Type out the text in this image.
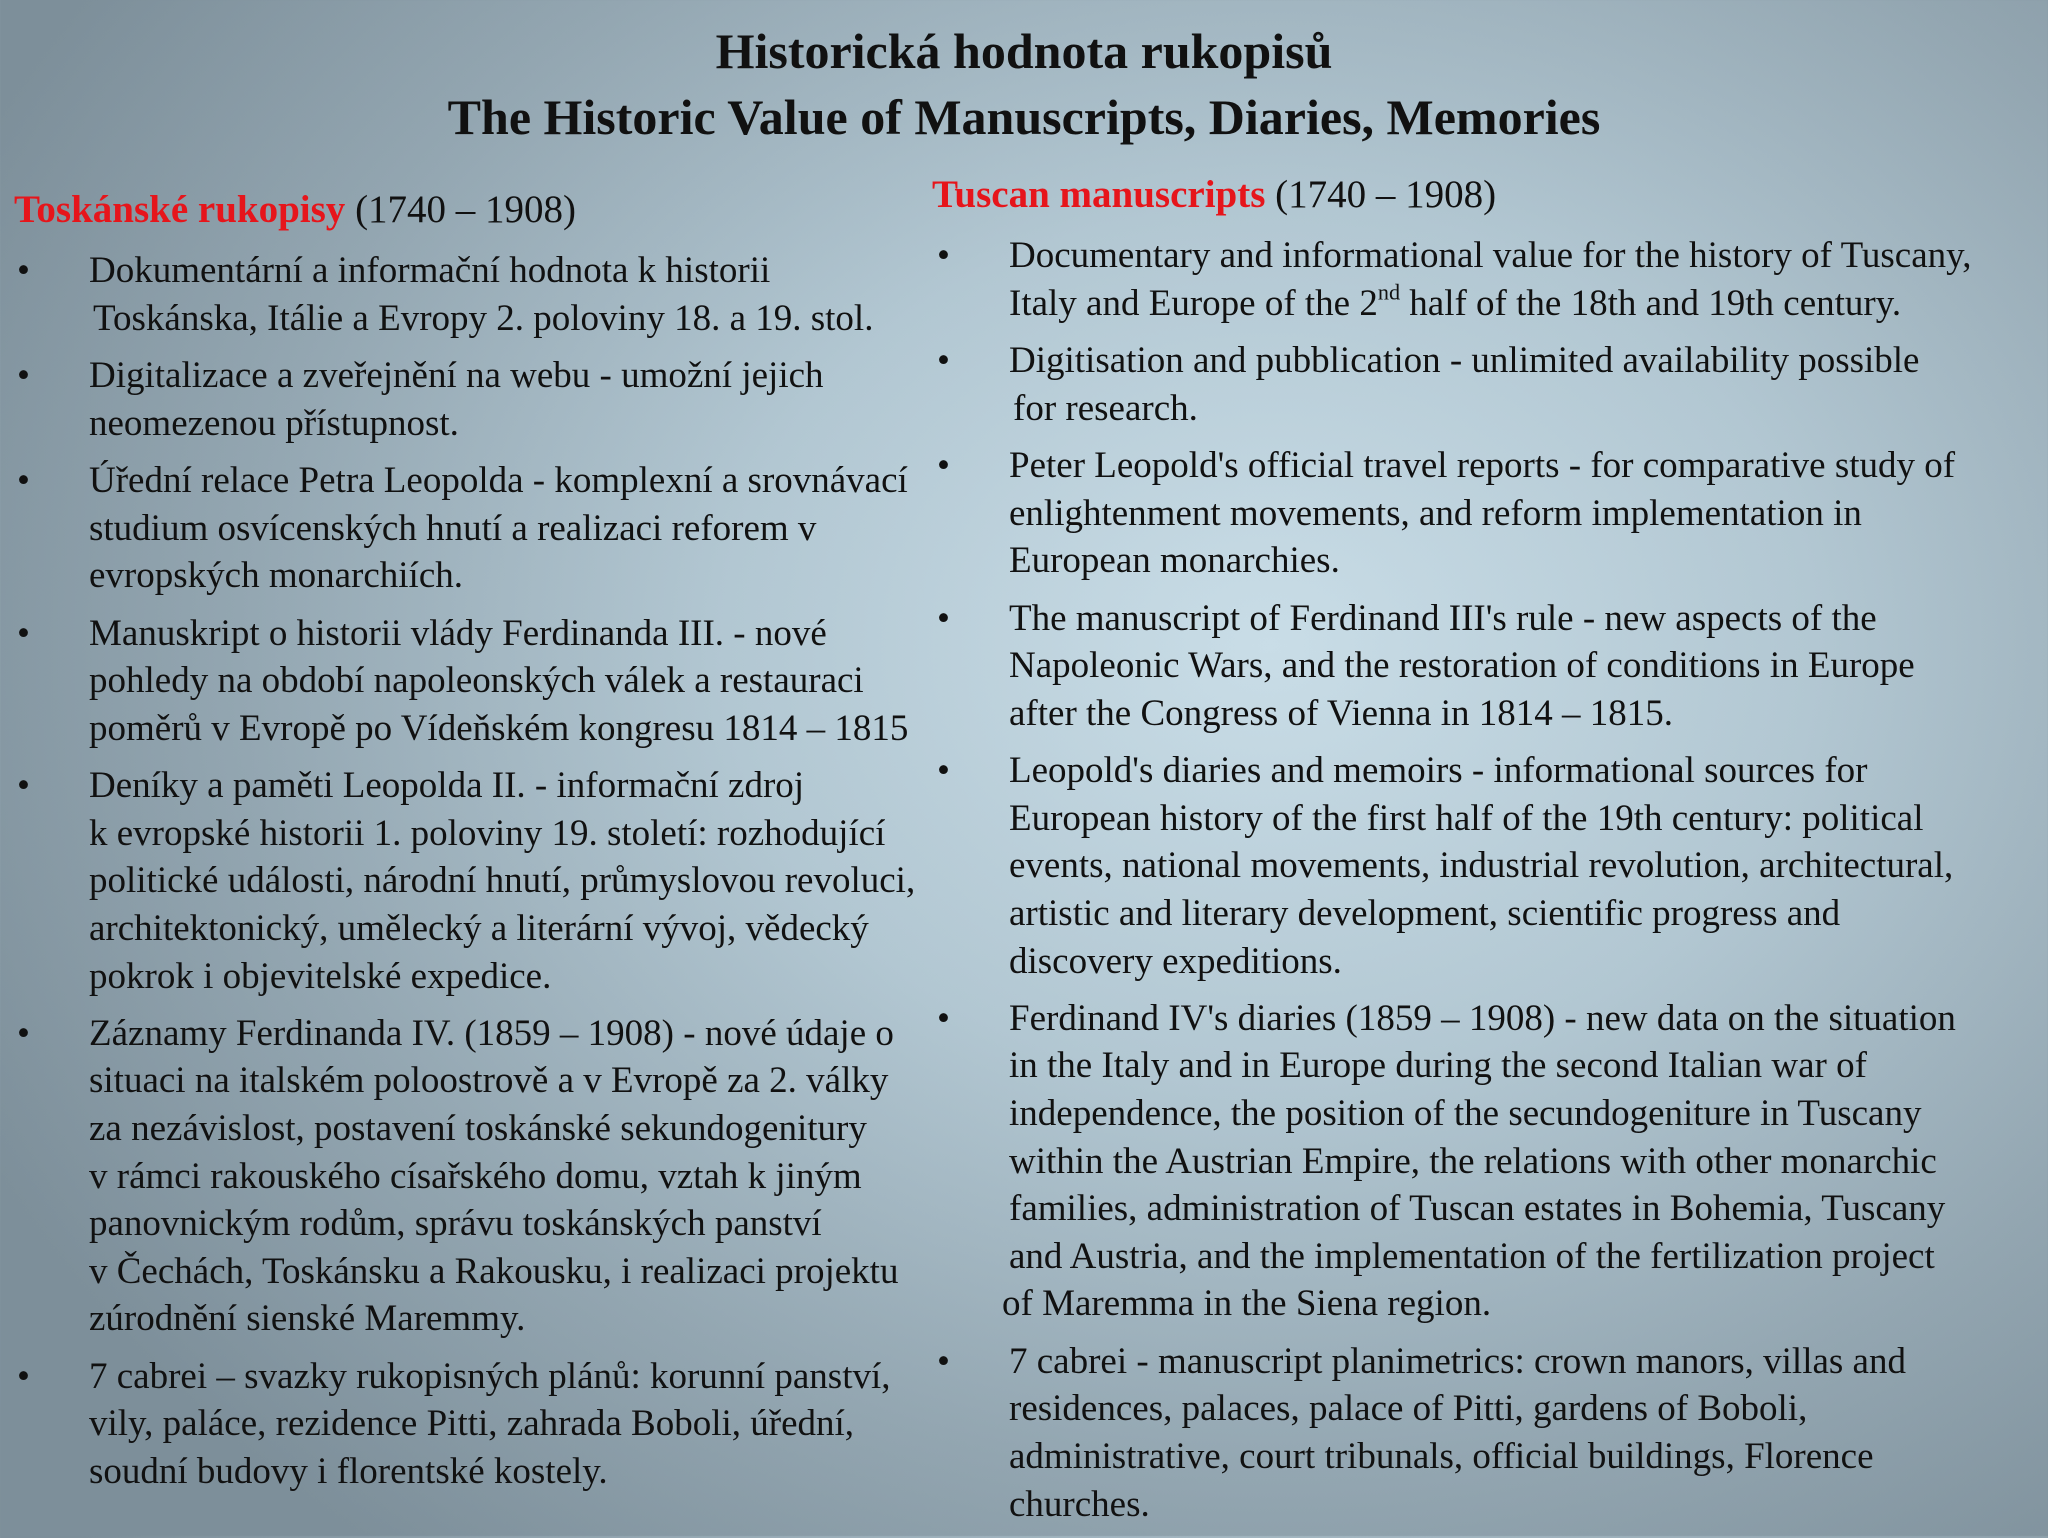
Historická hodnota rukopisů
The Historic Value of Manuscripts, Diaries, Memories
Toskánské rukopisy (1740 – 1908)	Tuscan manuscripts (1740 – 1908)
• Dokumentární a informační hodnota k historii
Toskánska, Itálie a Evropy 2. poloviny 18. a 19. stol.
• Digitalizace a zveřejnění na webu - umožní jejich
neomezenou přístupnost.
• Úřední relace Petra Leopolda - komplexní a srovnávací
studium osvícenských hnutí a realizaci reforem v
evropských monarchiích.
• Manuskript o historii vlády Ferdinanda III. - nové
pohledy na období napoleonských válek a restauraci
poměrů v Evropě po Vídeňském kongresu 1814 – 1815
• Deníky a paměti Leopolda II. - informační zdroj
k evropské historii 1. poloviny 19. století: rozhodující
politické události, národní hnutí, průmyslovou revoluci,
architektonický, umělecký a literární vývoj, vědecký
pokrok i objevitelské expedice.
• Záznamy Ferdinanda IV. (1859 – 1908) - nové údaje o
situaci na italském poloostrově a v Evropě za 2. války
za nezávislost, postavení toskánské sekundogenitury
v rámci rakouského císařského domu, vztah k jiným
panovnickým rodům, správu toskánských panství
v Čechách, Toskánsku a Rakousku, i realizaci projektu
zúrodnění sienské Maremmy.
• 7 cabrei – svazky rukopisných plánů: korunní panství,
vily, paláce, rezidence Pitti, zahrada Boboli, úřední,
soudní budovy i florentské kostely.
• Documentary and informational value for the history of Tuscany,
Italy and Europe of the 2nd half of the 18th and 19th century.
• Digitisation and pubblication - unlimited availability possible
for research.
• Peter Leopold's official travel reports - for comparative study of
enlightenment movements, and reform implementation in
European monarchies.
• The manuscript of Ferdinand III's rule - new aspects of the
Napoleonic Wars, and the restoration of conditions in Europe
after the Congress of Vienna in 1814 – 1815.
• Leopold's diaries and memoirs - informational sources for
European history of the first half of the 19th century: political
events, national movements, industrial revolution, architectural,
artistic and literary development, scientific progress and
discovery expeditions.
• Ferdinand IV's diaries (1859 – 1908) - new data on the situation
in the Italy and in Europe during the second Italian war of
independence, the position of the secundogeniture in Tuscany
within the Austrian Empire, the relations with other monarchic
families, administration of Tuscan estates in Bohemia, Tuscany
and Austria, and the implementation of the fertilization project
of Maremma in the Siena region.
• 7 cabrei - manuscript planimetrics: crown manors, villas and
residences, palaces, palace of Pitti, gardens of Boboli,
administrative, court tribunals, official buildings, Florence
churches.
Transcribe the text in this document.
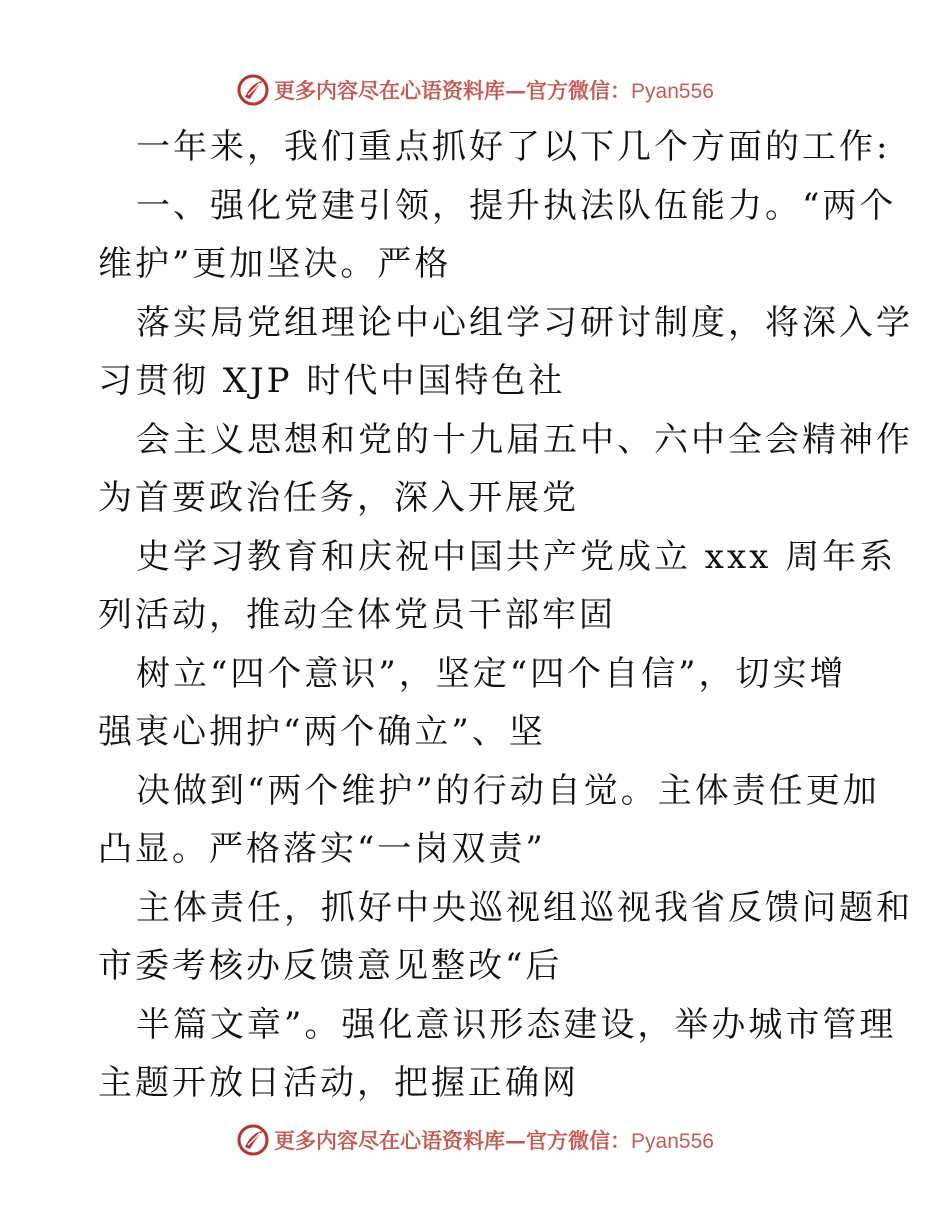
更多内容尽在心语资料库—官方微信：Pyan556
一年来，我们重点抓好了以下几个方面的工作:
一、强化党建引领，提升执法队伍能力。“两个
维护”更加坚决。严格
落实局党组理论中心组学习研讨制度，将深入学
习贯彻 XJP 时代中国特色社
会主义思想和党的十九届五中、六中全会精神作
为首要政治任务，深入开展党
史学习教育和庆祝中国共产党成立 xxx 周年系
列活动，推动全体党员干部牢固
树立“四个意识”，坚定“四个自信”，切实增
强衷心拥护“两个确立”、坚
决做到“两个维护”的行动自觉。主体责任更加
凸显。严格落实“一岗双责”
主体责任，抓好中央巡视组巡视我省反馈问题和
市委考核办反馈意见整改“后
半篇文章”。强化意识形态建设，举办城市管理
主题开放日活动，把握正确网
更多内容尽在心语资料库—官方微信：Pyan556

YOUR INSTRUCTIONS ▸ Write out, exactly, each line from the one containing "Transcribe the text in this document." down to the final line of the data above. Both of those lines count, and the pictures are left out.

WORKED ANSWER ▸
Transcribe the text in this document.
更多内容尽在心语资料库—官方微信：Pyan556
一年来，我们重点抓好了以下几个方面的工作:
一、强化党建引领，提升执法队伍能力。“两个
维护”更加坚决。严格
落实局党组理论中心组学习研讨制度，将深入学
习贯彻 XJP 时代中国特色社
会主义思想和党的十九届五中、六中全会精神作
为首要政治任务，深入开展党
史学习教育和庆祝中国共产党成立 xxx 周年系
列活动，推动全体党员干部牢固
树立“四个意识”，坚定“四个自信”，切实增
强衷心拥护“两个确立”、坚
决做到“两个维护”的行动自觉。主体责任更加
凸显。严格落实“一岗双责”
主体责任，抓好中央巡视组巡视我省反馈问题和
市委考核办反馈意见整改“后
半篇文章”。强化意识形态建设，举办城市管理
主题开放日活动，把握正确网
更多内容尽在心语资料库—官方微信：Pyan556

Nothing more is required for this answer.